> Recorded information
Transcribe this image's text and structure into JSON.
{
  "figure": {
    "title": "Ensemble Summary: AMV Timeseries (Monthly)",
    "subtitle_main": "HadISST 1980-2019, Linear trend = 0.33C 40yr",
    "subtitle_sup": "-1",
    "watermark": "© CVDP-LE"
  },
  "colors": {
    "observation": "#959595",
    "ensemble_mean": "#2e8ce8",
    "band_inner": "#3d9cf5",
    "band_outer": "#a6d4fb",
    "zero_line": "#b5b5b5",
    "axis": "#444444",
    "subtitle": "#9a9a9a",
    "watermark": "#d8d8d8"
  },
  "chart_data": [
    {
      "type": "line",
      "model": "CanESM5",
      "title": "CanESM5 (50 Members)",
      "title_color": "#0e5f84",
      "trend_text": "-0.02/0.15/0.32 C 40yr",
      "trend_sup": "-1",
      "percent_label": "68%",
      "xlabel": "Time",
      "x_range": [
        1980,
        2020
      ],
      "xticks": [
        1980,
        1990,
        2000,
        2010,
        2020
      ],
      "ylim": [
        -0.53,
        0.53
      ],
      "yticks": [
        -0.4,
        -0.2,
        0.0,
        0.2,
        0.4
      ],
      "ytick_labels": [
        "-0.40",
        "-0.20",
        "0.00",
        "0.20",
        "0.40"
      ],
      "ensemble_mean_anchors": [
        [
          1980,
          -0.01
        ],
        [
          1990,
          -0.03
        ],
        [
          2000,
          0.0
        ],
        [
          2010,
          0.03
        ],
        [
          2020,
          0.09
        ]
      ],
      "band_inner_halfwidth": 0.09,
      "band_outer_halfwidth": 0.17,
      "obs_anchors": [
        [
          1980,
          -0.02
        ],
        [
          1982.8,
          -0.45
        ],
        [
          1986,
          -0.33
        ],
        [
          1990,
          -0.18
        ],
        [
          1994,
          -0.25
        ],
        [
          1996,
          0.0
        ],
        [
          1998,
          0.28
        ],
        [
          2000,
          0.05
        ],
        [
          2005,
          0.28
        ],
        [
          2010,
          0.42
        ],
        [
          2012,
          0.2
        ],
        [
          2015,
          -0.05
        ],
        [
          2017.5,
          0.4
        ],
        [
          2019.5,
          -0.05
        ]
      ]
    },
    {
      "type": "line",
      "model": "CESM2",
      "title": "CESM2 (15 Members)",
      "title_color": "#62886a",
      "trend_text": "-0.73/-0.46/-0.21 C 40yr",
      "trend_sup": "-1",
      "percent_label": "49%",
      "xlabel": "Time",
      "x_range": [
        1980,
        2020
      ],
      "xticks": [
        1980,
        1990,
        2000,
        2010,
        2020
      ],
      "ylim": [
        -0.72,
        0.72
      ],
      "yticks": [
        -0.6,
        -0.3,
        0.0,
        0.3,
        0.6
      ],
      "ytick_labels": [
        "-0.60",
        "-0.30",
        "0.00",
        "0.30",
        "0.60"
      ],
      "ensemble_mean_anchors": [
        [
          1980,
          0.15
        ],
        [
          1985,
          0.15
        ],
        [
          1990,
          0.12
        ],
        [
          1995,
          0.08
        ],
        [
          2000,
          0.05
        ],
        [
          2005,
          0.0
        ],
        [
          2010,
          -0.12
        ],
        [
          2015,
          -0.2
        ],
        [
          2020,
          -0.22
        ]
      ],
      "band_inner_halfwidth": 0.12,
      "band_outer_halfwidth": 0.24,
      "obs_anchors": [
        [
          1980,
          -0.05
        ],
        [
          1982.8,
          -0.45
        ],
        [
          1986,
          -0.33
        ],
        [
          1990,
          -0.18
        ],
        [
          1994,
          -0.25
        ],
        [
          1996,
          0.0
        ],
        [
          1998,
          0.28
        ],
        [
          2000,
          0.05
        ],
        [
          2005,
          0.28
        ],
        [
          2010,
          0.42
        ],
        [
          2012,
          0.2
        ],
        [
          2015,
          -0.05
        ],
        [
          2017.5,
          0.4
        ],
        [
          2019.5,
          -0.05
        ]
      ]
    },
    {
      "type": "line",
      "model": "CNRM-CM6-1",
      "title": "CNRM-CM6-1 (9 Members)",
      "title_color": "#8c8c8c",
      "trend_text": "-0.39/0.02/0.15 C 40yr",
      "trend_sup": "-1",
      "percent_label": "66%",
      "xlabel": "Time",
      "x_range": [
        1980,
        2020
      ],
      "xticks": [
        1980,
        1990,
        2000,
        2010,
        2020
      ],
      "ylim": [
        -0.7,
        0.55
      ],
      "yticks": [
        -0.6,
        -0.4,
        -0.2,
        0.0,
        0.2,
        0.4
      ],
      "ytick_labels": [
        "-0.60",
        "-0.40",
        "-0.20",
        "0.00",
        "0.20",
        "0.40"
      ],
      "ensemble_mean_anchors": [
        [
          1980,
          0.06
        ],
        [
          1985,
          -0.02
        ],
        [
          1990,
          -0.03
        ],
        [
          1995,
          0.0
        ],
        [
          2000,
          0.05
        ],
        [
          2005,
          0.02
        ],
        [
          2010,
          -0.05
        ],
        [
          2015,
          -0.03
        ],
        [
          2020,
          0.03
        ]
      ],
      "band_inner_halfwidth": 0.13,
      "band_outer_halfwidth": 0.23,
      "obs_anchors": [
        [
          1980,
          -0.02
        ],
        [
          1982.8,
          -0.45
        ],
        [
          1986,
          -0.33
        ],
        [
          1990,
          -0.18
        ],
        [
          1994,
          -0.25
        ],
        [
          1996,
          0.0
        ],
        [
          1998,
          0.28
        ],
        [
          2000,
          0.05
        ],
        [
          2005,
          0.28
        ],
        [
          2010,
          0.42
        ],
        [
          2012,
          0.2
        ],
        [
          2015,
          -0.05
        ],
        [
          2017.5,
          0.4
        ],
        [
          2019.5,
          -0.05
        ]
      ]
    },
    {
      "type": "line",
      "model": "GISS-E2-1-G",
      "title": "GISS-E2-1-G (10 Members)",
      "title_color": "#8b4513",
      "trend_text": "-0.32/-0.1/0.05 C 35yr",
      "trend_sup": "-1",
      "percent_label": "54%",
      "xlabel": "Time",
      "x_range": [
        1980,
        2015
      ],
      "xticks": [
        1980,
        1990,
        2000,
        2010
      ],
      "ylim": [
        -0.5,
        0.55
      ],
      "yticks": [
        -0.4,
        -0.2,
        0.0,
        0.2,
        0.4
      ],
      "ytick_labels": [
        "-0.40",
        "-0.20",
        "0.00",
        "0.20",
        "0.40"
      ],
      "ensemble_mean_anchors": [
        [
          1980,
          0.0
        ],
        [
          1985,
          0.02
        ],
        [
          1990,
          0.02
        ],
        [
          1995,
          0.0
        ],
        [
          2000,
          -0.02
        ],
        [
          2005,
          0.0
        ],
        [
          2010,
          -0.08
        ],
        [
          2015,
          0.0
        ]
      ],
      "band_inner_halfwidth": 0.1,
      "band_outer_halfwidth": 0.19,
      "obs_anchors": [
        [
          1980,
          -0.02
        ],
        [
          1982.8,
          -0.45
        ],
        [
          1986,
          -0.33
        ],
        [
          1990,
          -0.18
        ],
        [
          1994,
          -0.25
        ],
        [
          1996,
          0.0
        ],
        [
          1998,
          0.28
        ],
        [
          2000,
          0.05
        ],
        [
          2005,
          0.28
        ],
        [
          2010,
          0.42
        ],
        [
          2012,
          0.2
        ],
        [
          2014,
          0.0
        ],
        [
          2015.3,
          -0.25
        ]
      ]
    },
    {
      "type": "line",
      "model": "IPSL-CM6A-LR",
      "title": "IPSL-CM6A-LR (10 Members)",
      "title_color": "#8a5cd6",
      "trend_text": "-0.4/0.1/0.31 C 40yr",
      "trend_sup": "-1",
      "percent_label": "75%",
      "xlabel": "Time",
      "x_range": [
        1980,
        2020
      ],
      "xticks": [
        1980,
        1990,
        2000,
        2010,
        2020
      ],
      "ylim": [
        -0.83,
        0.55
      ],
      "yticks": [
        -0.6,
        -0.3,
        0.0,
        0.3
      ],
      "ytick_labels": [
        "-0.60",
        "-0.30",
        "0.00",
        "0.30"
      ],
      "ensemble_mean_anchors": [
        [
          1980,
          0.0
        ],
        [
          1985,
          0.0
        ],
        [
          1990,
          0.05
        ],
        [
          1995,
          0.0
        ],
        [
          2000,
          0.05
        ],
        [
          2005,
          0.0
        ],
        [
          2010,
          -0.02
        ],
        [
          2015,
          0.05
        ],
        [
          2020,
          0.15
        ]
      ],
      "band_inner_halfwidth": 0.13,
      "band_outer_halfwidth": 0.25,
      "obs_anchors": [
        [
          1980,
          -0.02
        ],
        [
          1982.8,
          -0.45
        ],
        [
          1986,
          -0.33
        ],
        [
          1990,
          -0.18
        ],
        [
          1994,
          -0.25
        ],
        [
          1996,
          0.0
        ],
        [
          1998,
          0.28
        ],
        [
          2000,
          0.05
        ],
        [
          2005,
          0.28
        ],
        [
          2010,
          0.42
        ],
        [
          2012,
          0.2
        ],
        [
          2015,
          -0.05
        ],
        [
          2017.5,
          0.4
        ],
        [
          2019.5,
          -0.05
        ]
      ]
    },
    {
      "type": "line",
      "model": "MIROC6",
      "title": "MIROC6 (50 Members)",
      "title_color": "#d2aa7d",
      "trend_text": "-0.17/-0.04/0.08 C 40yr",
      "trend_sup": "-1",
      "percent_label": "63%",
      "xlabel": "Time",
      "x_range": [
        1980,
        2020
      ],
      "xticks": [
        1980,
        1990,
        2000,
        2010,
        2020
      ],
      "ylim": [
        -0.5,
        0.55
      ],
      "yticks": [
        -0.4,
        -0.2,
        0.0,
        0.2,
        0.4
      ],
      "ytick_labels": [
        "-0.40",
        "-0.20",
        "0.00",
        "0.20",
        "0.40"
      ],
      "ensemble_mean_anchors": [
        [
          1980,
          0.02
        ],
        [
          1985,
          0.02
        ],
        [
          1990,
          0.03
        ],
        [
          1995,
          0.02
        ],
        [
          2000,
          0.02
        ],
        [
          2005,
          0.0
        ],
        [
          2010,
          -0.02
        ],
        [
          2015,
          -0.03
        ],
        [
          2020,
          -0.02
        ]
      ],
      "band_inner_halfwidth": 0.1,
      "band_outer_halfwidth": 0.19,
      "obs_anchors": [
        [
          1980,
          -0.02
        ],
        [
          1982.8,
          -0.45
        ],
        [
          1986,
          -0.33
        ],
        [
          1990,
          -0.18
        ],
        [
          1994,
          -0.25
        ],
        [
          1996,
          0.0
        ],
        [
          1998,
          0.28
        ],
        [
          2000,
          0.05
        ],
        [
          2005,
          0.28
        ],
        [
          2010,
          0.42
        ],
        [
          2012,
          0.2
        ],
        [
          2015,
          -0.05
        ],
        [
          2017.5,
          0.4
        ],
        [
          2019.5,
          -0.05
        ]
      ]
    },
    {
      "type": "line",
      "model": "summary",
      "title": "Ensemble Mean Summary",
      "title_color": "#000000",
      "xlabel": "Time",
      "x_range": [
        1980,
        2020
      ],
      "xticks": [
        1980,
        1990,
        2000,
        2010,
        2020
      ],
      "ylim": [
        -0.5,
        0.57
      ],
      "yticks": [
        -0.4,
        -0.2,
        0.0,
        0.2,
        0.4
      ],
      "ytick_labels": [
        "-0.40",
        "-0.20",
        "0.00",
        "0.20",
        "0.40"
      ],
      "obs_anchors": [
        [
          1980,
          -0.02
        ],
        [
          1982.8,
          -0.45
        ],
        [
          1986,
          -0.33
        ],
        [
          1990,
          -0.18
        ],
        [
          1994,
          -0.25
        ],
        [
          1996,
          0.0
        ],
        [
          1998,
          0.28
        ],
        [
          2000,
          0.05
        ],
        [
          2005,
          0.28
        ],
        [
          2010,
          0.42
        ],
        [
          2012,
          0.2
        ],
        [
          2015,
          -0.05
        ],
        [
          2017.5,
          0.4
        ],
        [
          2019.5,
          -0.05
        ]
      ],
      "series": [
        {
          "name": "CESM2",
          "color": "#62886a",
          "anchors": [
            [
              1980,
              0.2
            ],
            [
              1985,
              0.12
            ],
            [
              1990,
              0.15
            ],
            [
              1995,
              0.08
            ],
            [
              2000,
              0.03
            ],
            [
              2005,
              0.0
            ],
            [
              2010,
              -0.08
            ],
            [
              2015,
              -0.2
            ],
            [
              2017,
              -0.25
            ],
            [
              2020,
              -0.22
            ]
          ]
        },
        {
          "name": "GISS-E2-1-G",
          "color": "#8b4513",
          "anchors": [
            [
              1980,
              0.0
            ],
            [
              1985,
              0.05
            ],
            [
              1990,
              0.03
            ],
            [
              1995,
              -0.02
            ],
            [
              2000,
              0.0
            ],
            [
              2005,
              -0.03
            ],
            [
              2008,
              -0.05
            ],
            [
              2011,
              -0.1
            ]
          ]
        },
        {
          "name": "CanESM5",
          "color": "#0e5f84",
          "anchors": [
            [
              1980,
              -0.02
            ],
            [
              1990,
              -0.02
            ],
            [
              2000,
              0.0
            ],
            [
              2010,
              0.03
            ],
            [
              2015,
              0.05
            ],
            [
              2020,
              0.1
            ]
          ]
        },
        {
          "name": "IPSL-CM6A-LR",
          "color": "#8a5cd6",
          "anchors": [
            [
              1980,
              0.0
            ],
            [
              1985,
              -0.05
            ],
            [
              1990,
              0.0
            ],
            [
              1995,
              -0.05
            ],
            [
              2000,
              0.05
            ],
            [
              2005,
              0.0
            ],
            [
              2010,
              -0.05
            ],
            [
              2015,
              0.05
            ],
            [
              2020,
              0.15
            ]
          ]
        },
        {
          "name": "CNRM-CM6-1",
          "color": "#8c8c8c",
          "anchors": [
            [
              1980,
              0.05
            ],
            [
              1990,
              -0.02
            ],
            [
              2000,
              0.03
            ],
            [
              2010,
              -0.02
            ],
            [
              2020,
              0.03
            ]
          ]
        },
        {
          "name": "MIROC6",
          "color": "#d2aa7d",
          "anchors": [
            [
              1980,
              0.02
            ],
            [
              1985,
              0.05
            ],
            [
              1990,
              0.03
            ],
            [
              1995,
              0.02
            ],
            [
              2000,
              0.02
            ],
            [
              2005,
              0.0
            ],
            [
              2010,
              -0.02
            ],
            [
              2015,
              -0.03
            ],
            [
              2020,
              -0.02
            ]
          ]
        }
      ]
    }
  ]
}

> Your goal
Only lines with "Members" are wanted here; list each of them.

> Task answer
      "title": "CanESM5 (50 Members)",
      "title": "CESM2 (15 Members)",
      "title": "CNRM-CM6-1 (9 Members)",
      "title": "GISS-E2-1-G (10 Members)",
      "title": "IPSL-CM6A-LR (10 Members)",
      "title": "MIROC6 (50 Members)",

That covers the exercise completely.